Problem to solve: Copy each of the entries below faithfully, setting aside any pictures.

Material provided:
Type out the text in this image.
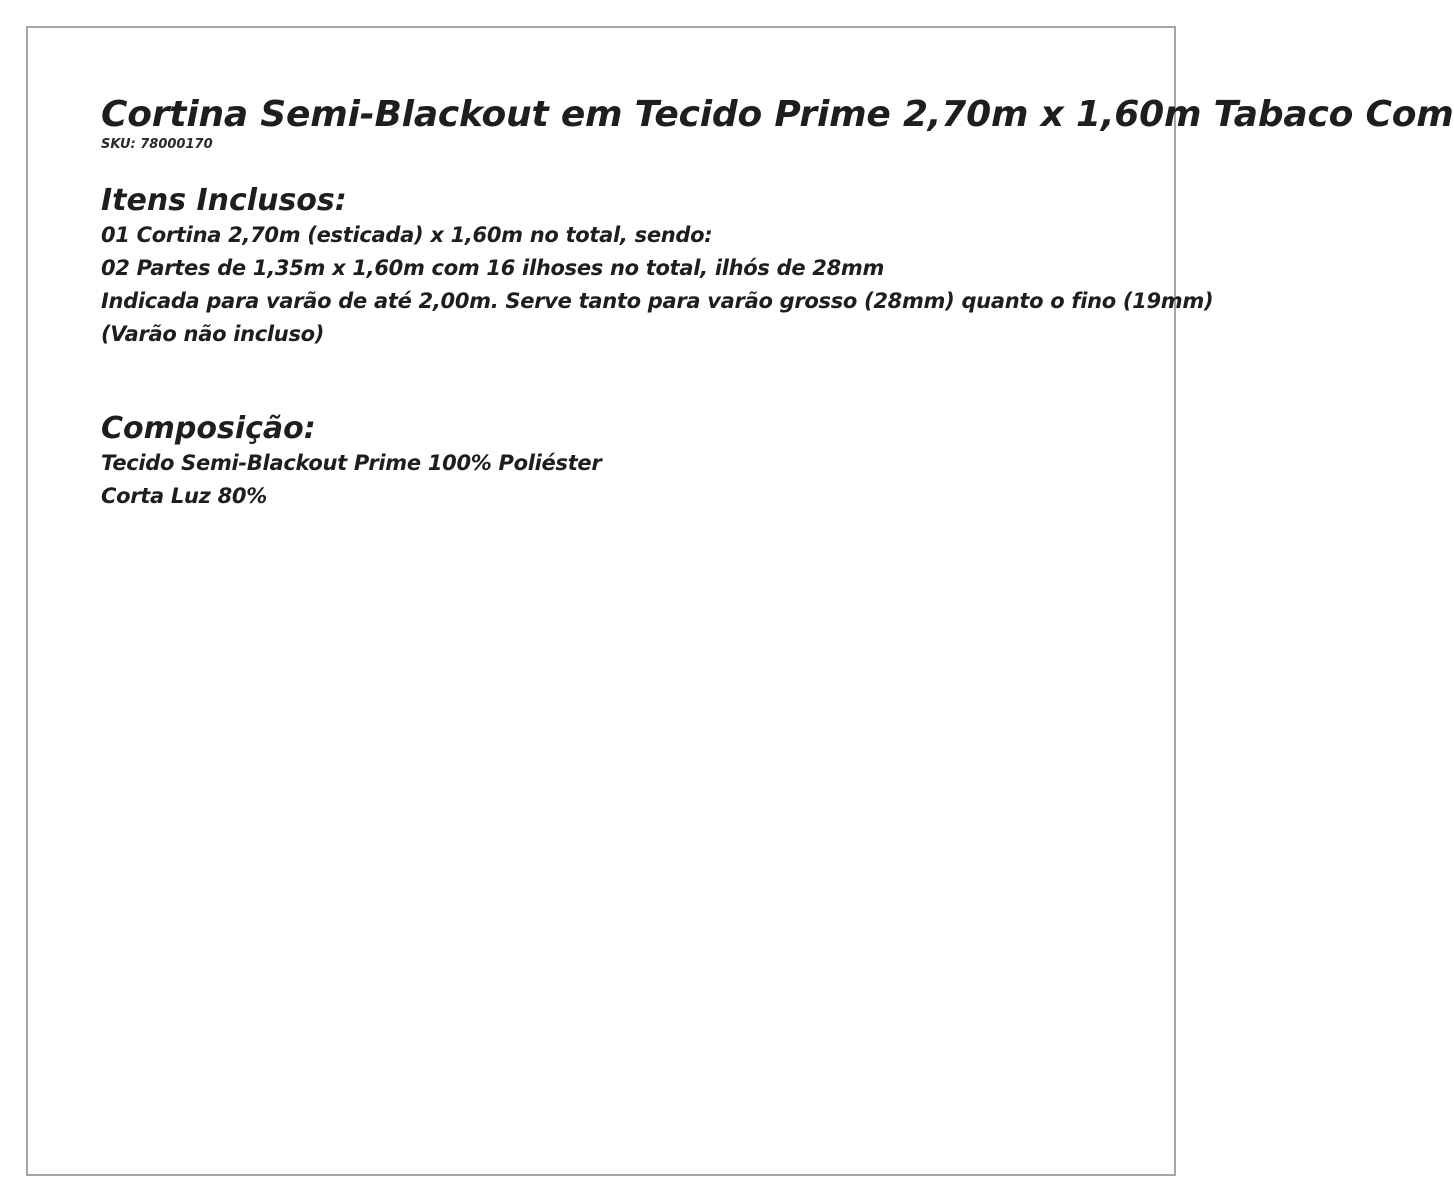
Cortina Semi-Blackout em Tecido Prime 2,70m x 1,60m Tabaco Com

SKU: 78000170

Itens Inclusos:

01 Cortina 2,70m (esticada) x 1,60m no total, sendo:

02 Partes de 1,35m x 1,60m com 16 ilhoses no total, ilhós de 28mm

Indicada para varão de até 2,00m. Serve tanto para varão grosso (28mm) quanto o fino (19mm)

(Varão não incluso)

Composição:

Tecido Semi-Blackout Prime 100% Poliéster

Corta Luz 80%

Complete answer:
Type out the text in this image.
Cortina Semi-Blackout em Tecido Prime 2,70m x 1,60m Tabaco Com

SKU: 78000170

Itens Inclusos:

01 Cortina 2,70m (esticada) x 1,60m no total, sendo:

02 Partes de 1,35m x 1,60m com 16 ilhoses no total, ilhós de 28mm

Indicada para varão de até 2,00m. Serve tanto para varão grosso (28mm) quanto o fino (19mm)

(Varão não incluso)

Composição:

Tecido Semi-Blackout Prime 100% Poliéster

Corta Luz 80%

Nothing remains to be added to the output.